What you are asked to do: Look over the lines below. Report each one that includes the string "Save".
╭─ Stored records
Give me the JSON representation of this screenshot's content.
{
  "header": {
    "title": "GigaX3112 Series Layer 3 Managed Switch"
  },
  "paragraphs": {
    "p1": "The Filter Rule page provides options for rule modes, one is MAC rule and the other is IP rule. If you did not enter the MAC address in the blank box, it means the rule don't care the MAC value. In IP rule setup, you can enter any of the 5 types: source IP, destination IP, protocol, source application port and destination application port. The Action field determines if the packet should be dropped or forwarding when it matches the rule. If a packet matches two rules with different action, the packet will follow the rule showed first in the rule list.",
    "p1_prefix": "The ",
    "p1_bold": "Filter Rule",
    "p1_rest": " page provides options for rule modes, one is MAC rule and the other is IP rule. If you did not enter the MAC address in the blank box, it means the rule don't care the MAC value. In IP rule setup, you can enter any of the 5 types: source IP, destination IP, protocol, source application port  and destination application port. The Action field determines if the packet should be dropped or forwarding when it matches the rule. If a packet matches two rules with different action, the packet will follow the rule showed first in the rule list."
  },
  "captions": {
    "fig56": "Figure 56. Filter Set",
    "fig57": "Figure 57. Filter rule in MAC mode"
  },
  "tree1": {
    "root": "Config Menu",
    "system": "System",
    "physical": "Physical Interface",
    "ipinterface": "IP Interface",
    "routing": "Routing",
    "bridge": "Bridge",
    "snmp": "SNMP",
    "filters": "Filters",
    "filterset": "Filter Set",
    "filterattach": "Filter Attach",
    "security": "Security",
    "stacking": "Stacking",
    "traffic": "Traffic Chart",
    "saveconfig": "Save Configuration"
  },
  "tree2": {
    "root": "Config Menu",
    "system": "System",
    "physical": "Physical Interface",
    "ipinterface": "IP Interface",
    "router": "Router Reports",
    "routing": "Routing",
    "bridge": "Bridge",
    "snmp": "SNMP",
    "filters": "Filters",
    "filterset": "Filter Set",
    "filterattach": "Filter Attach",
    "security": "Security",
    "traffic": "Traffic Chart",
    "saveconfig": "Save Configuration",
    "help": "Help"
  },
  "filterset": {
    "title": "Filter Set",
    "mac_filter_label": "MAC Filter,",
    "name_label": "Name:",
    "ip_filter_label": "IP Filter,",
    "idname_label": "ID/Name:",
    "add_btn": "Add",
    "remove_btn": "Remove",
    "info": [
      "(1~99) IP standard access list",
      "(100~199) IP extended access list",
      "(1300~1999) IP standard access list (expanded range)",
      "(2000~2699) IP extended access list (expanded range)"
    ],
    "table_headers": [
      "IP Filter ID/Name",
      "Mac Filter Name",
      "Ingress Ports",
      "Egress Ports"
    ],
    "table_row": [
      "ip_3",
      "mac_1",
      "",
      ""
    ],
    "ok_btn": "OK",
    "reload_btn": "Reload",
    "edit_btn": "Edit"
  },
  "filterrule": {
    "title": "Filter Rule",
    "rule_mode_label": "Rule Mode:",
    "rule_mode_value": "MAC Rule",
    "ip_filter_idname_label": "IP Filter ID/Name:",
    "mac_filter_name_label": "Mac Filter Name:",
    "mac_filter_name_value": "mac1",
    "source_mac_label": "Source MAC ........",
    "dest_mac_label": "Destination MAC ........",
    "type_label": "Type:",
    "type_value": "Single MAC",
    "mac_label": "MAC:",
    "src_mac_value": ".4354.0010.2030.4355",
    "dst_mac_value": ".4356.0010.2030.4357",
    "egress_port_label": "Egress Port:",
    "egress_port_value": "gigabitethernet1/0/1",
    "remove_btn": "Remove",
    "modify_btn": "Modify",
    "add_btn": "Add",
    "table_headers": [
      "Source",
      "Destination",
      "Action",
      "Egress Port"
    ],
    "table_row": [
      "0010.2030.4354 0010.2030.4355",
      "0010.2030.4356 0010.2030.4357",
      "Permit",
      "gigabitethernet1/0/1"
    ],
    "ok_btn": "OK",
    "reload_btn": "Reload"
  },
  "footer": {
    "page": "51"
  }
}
╰─
╭─ Stored records
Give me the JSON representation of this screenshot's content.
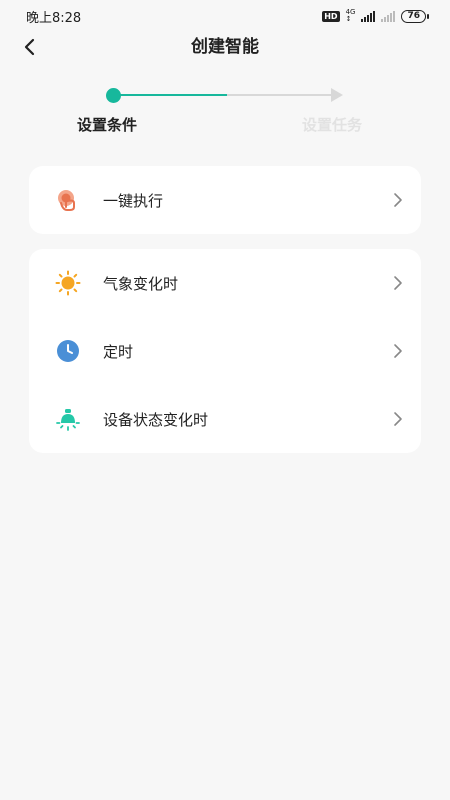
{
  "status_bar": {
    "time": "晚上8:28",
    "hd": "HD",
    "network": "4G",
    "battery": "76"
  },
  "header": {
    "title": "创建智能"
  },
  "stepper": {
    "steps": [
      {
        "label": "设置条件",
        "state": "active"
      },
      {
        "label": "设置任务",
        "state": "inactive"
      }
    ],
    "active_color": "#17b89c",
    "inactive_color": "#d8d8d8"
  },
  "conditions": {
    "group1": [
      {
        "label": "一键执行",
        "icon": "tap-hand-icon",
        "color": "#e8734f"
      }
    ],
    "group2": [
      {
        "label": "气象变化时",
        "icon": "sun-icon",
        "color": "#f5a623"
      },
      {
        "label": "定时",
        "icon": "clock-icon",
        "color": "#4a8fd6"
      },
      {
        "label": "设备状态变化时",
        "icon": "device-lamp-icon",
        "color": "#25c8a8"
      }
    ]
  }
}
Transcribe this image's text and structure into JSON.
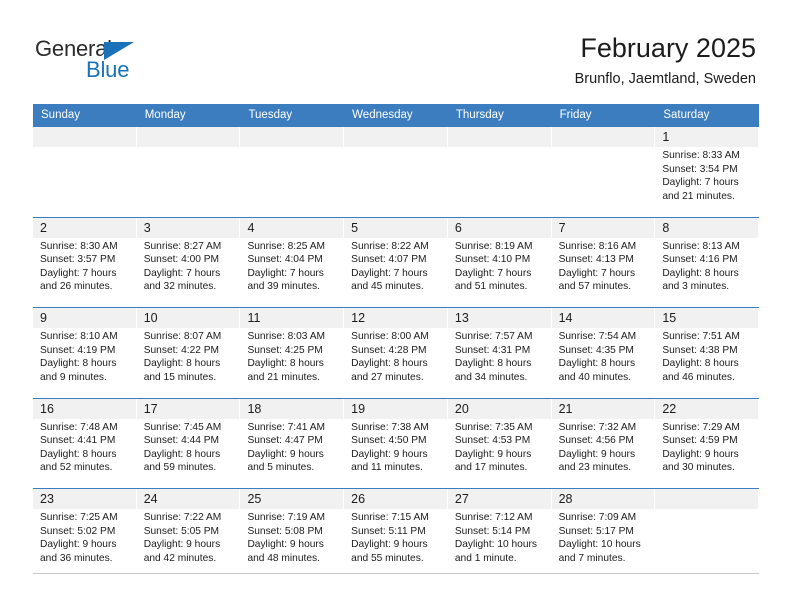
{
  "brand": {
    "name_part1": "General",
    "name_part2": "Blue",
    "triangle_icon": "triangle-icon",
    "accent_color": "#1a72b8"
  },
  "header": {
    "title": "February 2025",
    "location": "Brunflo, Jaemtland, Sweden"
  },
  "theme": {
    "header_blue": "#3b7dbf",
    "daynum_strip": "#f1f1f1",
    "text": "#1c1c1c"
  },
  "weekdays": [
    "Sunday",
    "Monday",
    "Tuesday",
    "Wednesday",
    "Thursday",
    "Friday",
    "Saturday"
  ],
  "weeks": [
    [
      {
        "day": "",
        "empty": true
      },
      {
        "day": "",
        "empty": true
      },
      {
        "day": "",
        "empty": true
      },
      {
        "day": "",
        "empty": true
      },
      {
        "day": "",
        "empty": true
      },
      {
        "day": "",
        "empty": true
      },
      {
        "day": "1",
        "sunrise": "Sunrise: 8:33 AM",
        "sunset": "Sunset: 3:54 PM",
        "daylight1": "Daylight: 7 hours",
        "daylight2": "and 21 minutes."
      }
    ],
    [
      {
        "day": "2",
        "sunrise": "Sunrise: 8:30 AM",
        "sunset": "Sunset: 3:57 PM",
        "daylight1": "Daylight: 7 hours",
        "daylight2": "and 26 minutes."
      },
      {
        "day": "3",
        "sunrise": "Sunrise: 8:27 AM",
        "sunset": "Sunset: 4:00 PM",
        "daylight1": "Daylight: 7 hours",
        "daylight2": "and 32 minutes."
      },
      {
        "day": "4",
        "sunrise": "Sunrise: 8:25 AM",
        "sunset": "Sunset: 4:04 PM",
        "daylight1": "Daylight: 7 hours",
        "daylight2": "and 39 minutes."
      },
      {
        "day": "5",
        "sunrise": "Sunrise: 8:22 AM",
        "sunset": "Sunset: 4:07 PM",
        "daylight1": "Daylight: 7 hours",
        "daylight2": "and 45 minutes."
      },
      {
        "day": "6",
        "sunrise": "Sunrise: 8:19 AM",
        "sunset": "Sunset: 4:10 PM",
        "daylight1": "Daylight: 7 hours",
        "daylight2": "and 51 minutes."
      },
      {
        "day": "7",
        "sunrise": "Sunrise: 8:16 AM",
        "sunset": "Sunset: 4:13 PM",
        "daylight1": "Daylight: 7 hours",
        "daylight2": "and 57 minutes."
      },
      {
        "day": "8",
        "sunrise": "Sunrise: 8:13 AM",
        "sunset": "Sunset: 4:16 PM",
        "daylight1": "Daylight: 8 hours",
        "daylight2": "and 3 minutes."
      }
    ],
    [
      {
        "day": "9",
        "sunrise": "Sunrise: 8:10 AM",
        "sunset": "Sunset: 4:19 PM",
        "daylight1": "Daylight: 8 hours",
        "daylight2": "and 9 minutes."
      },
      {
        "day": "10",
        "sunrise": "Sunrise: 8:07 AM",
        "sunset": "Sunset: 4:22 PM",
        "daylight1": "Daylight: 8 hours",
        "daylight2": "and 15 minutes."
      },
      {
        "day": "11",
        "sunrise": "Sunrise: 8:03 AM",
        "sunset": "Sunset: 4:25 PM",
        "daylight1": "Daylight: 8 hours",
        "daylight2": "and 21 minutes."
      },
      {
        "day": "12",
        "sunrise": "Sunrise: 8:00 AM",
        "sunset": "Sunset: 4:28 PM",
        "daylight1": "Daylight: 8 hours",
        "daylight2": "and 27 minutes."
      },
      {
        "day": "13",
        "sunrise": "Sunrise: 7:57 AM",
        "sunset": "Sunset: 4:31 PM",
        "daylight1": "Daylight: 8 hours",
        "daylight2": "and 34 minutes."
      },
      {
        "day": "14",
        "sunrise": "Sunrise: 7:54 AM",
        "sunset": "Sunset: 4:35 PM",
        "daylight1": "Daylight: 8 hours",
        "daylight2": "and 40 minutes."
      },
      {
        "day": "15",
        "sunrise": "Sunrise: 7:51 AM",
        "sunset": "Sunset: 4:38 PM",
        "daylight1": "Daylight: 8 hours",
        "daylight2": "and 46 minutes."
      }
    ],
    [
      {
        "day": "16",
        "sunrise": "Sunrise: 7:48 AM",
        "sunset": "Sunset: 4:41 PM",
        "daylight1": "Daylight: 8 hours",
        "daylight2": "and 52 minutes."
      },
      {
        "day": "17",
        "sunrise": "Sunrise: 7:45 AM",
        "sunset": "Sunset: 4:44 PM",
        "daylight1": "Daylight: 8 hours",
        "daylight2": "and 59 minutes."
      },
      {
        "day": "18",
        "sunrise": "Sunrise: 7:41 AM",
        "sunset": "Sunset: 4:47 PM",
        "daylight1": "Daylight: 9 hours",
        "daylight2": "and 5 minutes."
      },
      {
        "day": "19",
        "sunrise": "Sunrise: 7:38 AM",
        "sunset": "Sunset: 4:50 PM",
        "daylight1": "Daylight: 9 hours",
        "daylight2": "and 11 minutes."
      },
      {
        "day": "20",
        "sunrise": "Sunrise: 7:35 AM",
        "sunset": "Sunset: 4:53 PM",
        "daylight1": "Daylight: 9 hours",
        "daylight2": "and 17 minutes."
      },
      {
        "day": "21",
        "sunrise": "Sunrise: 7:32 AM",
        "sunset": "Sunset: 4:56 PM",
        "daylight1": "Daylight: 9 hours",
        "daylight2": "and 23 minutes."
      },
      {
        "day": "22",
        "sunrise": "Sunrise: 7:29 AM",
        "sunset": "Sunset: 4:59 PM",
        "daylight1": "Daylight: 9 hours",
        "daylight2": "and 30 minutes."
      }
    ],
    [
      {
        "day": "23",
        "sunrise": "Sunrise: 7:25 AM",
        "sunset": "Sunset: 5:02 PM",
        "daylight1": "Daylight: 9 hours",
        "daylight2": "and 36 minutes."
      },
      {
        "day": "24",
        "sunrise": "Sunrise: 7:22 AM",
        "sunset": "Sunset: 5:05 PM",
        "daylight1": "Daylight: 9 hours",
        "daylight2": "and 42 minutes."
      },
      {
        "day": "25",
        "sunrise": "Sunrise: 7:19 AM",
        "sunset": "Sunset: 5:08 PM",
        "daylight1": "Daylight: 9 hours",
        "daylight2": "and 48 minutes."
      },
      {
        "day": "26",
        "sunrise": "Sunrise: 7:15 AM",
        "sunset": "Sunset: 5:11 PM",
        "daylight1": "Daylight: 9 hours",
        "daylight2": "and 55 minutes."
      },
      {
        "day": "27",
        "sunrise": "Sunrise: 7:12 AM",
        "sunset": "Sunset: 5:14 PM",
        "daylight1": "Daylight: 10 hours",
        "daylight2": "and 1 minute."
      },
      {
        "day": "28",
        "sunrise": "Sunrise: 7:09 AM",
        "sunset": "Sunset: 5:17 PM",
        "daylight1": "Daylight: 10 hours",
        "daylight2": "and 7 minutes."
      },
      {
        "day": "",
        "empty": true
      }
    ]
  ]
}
╰─
Output:
    "saveconfig": "Save Configuration"
    "saveconfig": "Save Configuration",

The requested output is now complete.